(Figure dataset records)
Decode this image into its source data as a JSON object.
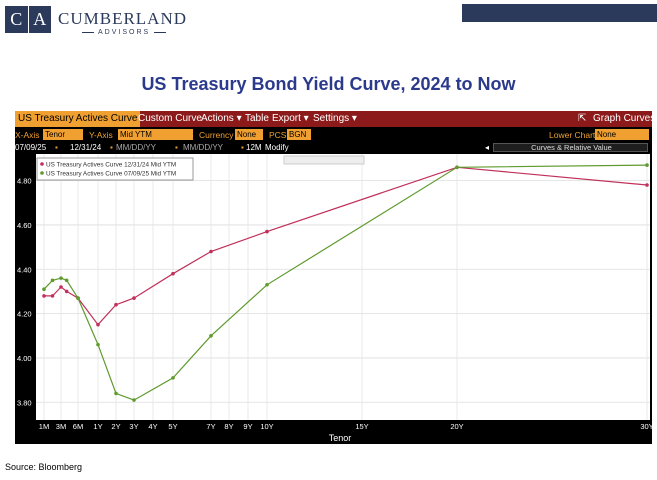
{
  "header": {
    "logo_letters": [
      "C",
      "A"
    ],
    "brand_name": "CUMBERLAND",
    "brand_sub": "ADVISORS"
  },
  "page_title": "US Treasury Bond Yield Curve, 2024 to Now",
  "terminal": {
    "menu": {
      "items": [
        "US Treasury Actives Curve",
        "Custom Curve",
        "Actions ▾",
        "Table",
        "Export ▾",
        "Settings ▾"
      ],
      "graph_curves": "Graph Curves"
    },
    "controls": {
      "x_axis_label": "X-Axis",
      "x_axis_value": "Tenor",
      "y_axis_label": "Y-Axis",
      "y_axis_value": "Mid YTM",
      "currency_label": "Currency",
      "currency_value": "None",
      "pcs_label": "PCS",
      "pcs_value": "BGN",
      "lower_chart_label": "Lower Chart",
      "lower_chart_value": "None"
    },
    "dates": {
      "date1": "07/09/25",
      "date2": "12/31/24",
      "placeholder1": "MM/DD/YY",
      "placeholder2": "MM/DD/YY",
      "range": "12M",
      "modify": "Modify",
      "curves_relative": "Curves & Relative Value"
    }
  },
  "chart_data": {
    "type": "line",
    "xlabel": "Tenor",
    "x_ticks": [
      "1M",
      "3M",
      "6M",
      "1Y",
      "2Y",
      "3Y",
      "4Y",
      "5Y",
      "7Y",
      "8Y",
      "9Y",
      "10Y",
      "15Y",
      "20Y",
      "30Y"
    ],
    "x_tick_years": [
      0.0833,
      0.25,
      0.5,
      1,
      2,
      3,
      4,
      5,
      7,
      8,
      9,
      10,
      15,
      20,
      30
    ],
    "y_ticks": [
      3.8,
      4.0,
      4.2,
      4.4,
      4.6,
      4.8
    ],
    "ylim": [
      3.72,
      4.92
    ],
    "grid": true,
    "legend_position": "top-left",
    "series": [
      {
        "name": "US Treasury Actives Curve 12/31/24 Mid YTM",
        "color": "#c0305a",
        "x": [
          0.0833,
          0.1667,
          0.25,
          0.3333,
          0.5,
          1,
          2,
          3,
          5,
          7,
          10,
          20,
          30
        ],
        "y": [
          4.28,
          4.28,
          4.32,
          4.3,
          4.27,
          4.15,
          4.24,
          4.27,
          4.38,
          4.48,
          4.57,
          4.86,
          4.78
        ]
      },
      {
        "name": "US Treasury Actives Curve 07/09/25 Mid YTM",
        "color": "#5e9a2c",
        "x": [
          0.0833,
          0.1667,
          0.25,
          0.3333,
          0.5,
          1,
          2,
          3,
          5,
          7,
          10,
          20,
          30
        ],
        "y": [
          4.31,
          4.35,
          4.36,
          4.35,
          4.27,
          4.06,
          3.84,
          3.81,
          3.91,
          4.1,
          4.33,
          4.86,
          4.87
        ]
      }
    ]
  },
  "source": "Source: Bloomberg"
}
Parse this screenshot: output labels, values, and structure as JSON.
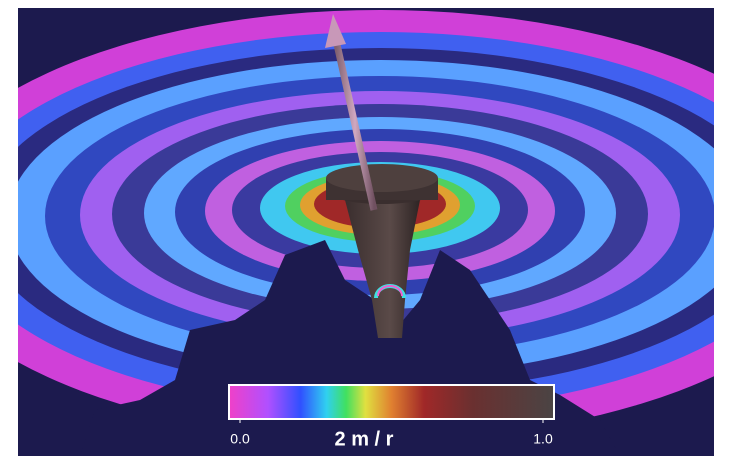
{
  "colorbar": {
    "label": "2 m / r",
    "lim": [
      0,
      1
    ],
    "ticks": [
      {
        "value": 0,
        "label": "0.0"
      },
      {
        "value": 1,
        "label": "1.0"
      }
    ]
  }
}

◆ **Written instruction**
Pick out the lines containing the string "source".

◆ **Worked answer**
Decode this image into its source data as a JSON object.
  "source": "Source: Bloomberg"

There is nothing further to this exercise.